EXERCISE PROMPT:
Copy each line below that includes "Масштаб".

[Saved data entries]
----
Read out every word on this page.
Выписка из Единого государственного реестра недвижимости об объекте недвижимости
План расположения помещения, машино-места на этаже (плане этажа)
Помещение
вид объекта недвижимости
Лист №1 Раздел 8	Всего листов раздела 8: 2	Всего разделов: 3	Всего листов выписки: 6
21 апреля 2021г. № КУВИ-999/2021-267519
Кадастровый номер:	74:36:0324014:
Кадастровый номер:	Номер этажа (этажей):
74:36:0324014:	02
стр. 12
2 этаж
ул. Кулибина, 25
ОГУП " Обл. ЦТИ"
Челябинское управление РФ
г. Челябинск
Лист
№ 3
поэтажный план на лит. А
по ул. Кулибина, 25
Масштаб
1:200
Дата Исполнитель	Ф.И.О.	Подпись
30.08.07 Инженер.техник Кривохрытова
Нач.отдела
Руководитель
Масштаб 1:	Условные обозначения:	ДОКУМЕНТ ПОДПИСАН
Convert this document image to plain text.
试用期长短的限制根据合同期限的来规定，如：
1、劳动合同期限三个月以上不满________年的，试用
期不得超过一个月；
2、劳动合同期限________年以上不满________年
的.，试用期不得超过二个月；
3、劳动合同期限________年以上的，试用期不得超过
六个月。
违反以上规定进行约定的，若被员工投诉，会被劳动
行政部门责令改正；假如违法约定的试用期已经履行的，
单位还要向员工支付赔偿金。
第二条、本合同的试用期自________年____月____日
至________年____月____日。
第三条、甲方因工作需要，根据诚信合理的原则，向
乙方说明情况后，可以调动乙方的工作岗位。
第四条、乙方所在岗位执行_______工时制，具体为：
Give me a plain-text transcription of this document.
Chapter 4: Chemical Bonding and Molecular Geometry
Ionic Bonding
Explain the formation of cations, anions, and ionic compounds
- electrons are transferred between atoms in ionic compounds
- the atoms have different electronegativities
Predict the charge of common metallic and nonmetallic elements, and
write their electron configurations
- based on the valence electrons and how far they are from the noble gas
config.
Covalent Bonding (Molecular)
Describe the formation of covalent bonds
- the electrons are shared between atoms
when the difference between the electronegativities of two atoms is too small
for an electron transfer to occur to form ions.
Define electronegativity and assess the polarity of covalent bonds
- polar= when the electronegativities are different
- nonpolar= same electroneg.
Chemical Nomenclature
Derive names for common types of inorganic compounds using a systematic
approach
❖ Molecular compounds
----
EXPECTED OUTPUT:
Масштаб
Масштаб 1:	Условные обозначения:	ДОКУМЕНТ ПОДПИСАН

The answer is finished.